- **Task**:
Restate the records below word for word.
◇ ◇ ◇ ◇ ◇ ◇ ◇
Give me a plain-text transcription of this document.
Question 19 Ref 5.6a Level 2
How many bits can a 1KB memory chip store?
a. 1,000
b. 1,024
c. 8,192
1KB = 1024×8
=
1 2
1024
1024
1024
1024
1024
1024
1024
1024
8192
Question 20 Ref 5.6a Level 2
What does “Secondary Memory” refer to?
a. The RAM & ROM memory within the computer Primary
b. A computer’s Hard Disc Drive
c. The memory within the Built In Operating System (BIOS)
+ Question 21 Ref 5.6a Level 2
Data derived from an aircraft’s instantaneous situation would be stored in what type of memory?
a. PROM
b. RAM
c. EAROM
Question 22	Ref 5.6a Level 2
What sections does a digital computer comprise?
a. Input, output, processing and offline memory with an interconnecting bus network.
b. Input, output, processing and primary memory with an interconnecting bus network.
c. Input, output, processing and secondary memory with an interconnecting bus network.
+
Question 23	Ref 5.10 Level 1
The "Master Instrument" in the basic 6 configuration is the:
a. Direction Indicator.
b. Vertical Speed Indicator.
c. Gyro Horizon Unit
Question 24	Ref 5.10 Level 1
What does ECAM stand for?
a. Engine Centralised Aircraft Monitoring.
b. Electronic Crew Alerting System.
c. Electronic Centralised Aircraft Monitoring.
◇ ◇ ◇ ◇ ◇ ◇ ◇
- **Solution to the exercise**:
Give me a plain-text transcription of this document.
Question 19 Ref 5.6a Level 2
How many bits can a 1KB memory chip store?
a. 1,000
b. 1,024
c. 8,192
1KB = 1024×8
=
1 2
1024
1024
1024
1024
1024
1024
1024
1024
8192
Question 20 Ref 5.6a Level 2
What does “Secondary Memory” refer to?
a. The RAM & ROM memory within the computer Primary
b. A computer’s Hard Disc Drive
c. The memory within the Built In Operating System (BIOS)
+ Question 21 Ref 5.6a Level 2
Data derived from an aircraft’s instantaneous situation would be stored in what type of memory?
a. PROM
b. RAM
c. EAROM
Question 22	Ref 5.6a Level 2
What sections does a digital computer comprise?
a. Input, output, processing and offline memory with an interconnecting bus network.
b. Input, output, processing and primary memory with an interconnecting bus network.
c. Input, output, processing and secondary memory with an interconnecting bus network.
+
Question 23	Ref 5.10 Level 1
The "Master Instrument" in the basic 6 configuration is the:
a. Direction Indicator.
b. Vertical Speed Indicator.
c. Gyro Horizon Unit
Question 24	Ref 5.10 Level 1
What does ECAM stand for?
a. Engine Centralised Aircraft Monitoring.
b. Electronic Crew Alerting System.
c. Electronic Centralised Aircraft Monitoring.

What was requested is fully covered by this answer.